### Task requirements
Which lines of the records contain "color"? Collect every one of them.

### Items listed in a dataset
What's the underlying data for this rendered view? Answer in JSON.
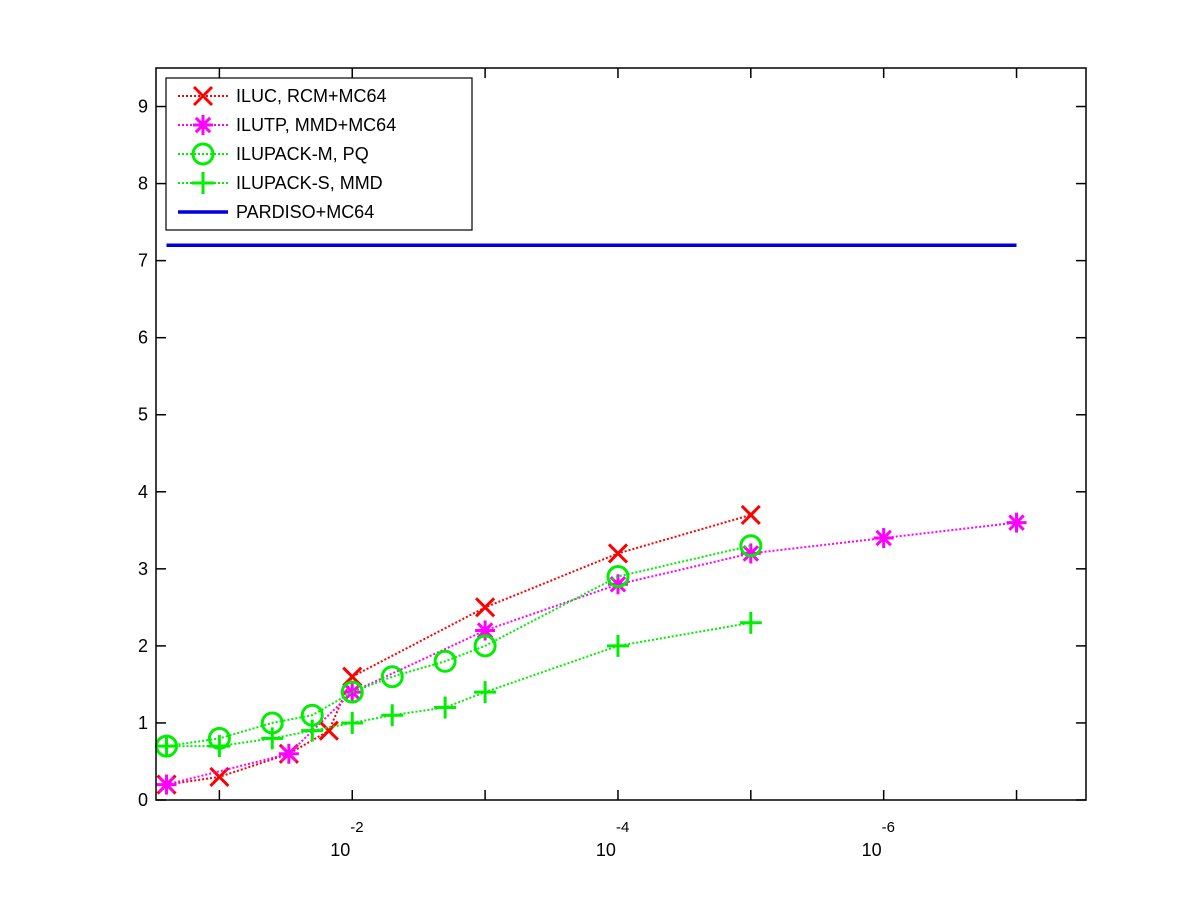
{
  "chart_data": {
    "type": "line",
    "title": "",
    "xlabel": "",
    "ylabel": "",
    "xscale": "log",
    "x_reversed": true,
    "xlim": [
      0.3,
      3e-08
    ],
    "ylim": [
      0,
      9.5
    ],
    "yticks": [
      0,
      1,
      2,
      3,
      4,
      5,
      6,
      7,
      8,
      9
    ],
    "xticks": [
      {
        "value": 0.01,
        "base": "10",
        "exp": "-2"
      },
      {
        "value": 0.0001,
        "base": "10",
        "exp": "-4"
      },
      {
        "value": 1e-06,
        "base": "10",
        "exp": "-6"
      }
    ],
    "legend_position": "top-left",
    "grid": false,
    "series": [
      {
        "name": "ILUC, RCM+MC64",
        "color": "#ff0000",
        "marker": "x",
        "linestyle": "dotted",
        "x": [
          0.25,
          0.1,
          0.03,
          0.015,
          0.01,
          0.001,
          0.0001,
          1e-05
        ],
        "y": [
          0.2,
          0.3,
          0.6,
          0.9,
          1.6,
          2.5,
          3.2,
          3.7
        ]
      },
      {
        "name": "ILUTP, MMD+MC64",
        "color": "#ff00ff",
        "marker": "asterisk",
        "linestyle": "dotted",
        "x": [
          0.25,
          0.03,
          0.01,
          0.001,
          0.0001,
          1e-05,
          1e-06,
          1e-07
        ],
        "y": [
          0.2,
          0.6,
          1.4,
          2.2,
          2.8,
          3.2,
          3.4,
          3.6
        ]
      },
      {
        "name": "ILUPACK-M, PQ",
        "color": "#00ee00",
        "marker": "circle",
        "linestyle": "dotted",
        "x": [
          0.25,
          0.1,
          0.04,
          0.02,
          0.01,
          0.005,
          0.002,
          0.001,
          0.0001,
          1e-05
        ],
        "y": [
          0.7,
          0.8,
          1.0,
          1.1,
          1.4,
          1.6,
          1.8,
          2.0,
          2.9,
          3.3
        ]
      },
      {
        "name": "ILUPACK-S, MMD",
        "color": "#00ee00",
        "marker": "plus",
        "linestyle": "dotted",
        "x": [
          0.25,
          0.1,
          0.04,
          0.02,
          0.01,
          0.005,
          0.002,
          0.001,
          0.0001,
          1e-05
        ],
        "y": [
          0.7,
          0.7,
          0.8,
          0.9,
          1.0,
          1.1,
          1.2,
          1.4,
          2.0,
          2.3
        ]
      },
      {
        "name": "PARDISO+MC64",
        "color": "#0000dd",
        "marker": "none",
        "linestyle": "solid",
        "x": [
          0.25,
          1e-07
        ],
        "y": [
          7.2,
          7.2
        ]
      }
    ]
  }
}
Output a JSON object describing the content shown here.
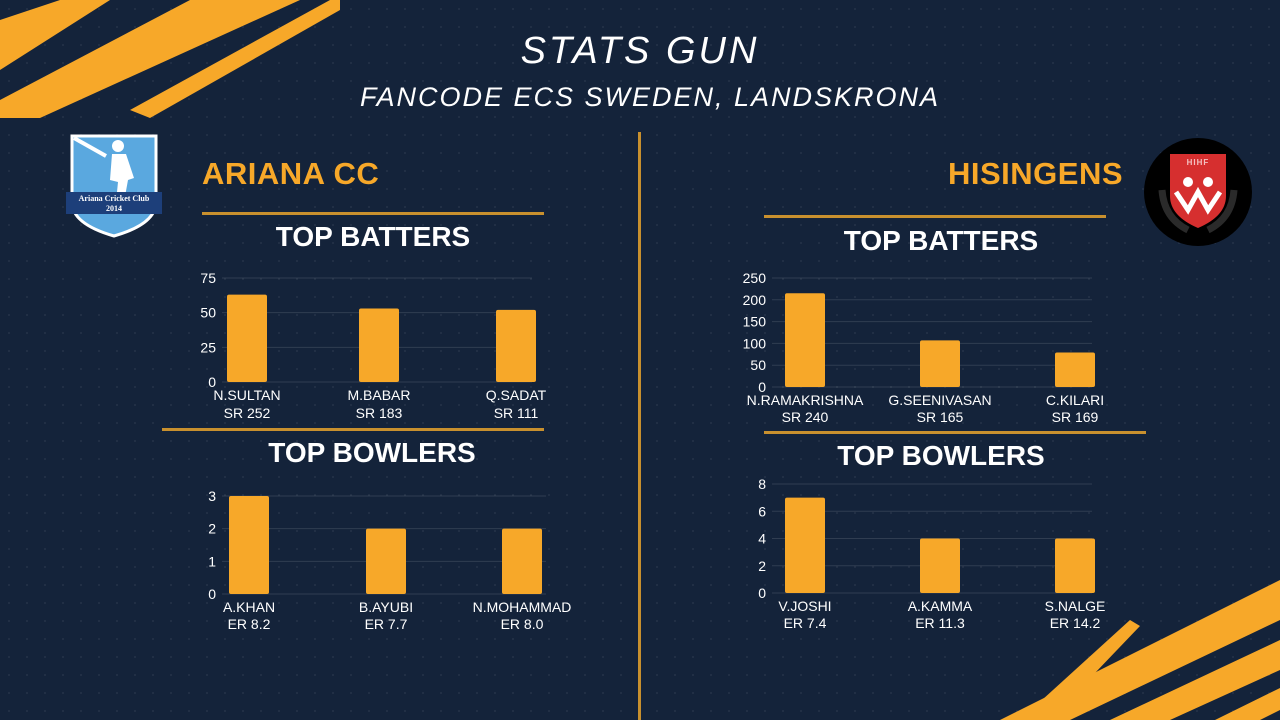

### Answer to the task
        "color": "#ff0000",
        "color": "#ff00ff",
        "color": "#00ee00",
        "color": "#00ee00",
        "color": "#0000dd",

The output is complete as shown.